*Set exercise*: Count the lines in the records below that contain the string "mechanical" and give only that number. Case matters.

*Source records*:
***

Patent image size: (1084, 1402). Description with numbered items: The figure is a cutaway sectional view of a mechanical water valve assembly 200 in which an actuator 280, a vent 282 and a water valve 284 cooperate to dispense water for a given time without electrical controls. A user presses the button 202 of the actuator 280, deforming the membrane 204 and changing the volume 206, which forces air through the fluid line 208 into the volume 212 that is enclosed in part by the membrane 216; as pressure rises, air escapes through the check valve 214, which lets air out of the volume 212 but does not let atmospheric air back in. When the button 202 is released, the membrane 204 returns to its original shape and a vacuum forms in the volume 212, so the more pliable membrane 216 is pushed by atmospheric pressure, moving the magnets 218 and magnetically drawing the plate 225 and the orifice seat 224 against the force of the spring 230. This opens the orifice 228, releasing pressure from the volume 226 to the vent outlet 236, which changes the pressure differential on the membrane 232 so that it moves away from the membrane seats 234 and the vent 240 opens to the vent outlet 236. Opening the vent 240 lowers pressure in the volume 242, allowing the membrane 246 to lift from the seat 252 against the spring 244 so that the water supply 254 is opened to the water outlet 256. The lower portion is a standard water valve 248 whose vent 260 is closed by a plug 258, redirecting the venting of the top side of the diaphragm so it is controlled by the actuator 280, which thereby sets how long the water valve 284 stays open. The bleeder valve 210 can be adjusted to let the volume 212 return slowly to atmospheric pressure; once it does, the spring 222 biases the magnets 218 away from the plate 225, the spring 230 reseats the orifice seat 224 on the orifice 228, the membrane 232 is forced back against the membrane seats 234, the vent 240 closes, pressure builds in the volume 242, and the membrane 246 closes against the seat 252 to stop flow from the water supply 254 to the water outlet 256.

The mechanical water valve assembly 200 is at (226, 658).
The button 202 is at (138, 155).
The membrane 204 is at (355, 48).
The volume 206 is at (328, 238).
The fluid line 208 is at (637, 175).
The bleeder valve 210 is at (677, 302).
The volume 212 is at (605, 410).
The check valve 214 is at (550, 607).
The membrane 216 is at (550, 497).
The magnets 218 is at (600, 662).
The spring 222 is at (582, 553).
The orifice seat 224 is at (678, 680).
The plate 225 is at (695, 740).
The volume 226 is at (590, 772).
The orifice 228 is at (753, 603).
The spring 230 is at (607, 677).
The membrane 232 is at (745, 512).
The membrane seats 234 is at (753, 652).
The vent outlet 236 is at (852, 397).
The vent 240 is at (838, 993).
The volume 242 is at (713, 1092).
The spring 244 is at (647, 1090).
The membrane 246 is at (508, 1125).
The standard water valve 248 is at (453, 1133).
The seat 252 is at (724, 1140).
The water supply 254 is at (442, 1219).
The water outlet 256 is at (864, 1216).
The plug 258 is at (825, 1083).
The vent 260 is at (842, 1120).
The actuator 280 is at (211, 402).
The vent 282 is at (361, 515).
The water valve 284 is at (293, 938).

***

*Solution to this problem*: 2